What is being asked: Count how many lines hold the string "livre". Answer with that number and nothing more.

Input data:
·····
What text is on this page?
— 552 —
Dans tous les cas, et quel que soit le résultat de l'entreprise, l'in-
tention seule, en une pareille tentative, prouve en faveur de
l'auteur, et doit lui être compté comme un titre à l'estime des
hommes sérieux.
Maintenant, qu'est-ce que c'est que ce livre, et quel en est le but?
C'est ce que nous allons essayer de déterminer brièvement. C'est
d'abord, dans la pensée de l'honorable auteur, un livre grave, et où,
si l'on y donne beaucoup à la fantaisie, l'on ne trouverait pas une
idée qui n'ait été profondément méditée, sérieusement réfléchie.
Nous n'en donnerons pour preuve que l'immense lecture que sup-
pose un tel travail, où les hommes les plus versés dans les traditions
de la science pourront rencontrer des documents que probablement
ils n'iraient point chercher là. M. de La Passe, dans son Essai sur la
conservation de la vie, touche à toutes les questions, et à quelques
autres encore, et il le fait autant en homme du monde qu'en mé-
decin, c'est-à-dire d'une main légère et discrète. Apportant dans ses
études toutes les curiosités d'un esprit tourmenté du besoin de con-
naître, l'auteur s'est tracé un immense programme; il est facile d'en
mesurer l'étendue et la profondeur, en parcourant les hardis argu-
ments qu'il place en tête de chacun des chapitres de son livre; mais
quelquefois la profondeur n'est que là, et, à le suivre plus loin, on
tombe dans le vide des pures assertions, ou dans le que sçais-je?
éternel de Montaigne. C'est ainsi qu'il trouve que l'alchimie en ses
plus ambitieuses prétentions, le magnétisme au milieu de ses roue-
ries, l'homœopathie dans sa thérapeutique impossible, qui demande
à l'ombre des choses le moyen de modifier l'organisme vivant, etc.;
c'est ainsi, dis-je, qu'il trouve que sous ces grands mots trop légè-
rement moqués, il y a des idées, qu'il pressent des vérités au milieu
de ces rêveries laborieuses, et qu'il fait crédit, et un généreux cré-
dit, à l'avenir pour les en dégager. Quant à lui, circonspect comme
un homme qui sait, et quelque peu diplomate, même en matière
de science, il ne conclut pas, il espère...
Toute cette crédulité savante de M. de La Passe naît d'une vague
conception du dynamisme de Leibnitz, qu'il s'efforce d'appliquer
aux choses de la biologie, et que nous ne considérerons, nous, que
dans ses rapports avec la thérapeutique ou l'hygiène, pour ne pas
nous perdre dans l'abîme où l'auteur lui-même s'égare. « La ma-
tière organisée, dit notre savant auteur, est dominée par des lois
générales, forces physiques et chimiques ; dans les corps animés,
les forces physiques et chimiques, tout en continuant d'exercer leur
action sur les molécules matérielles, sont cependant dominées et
·····
Expected answer: 3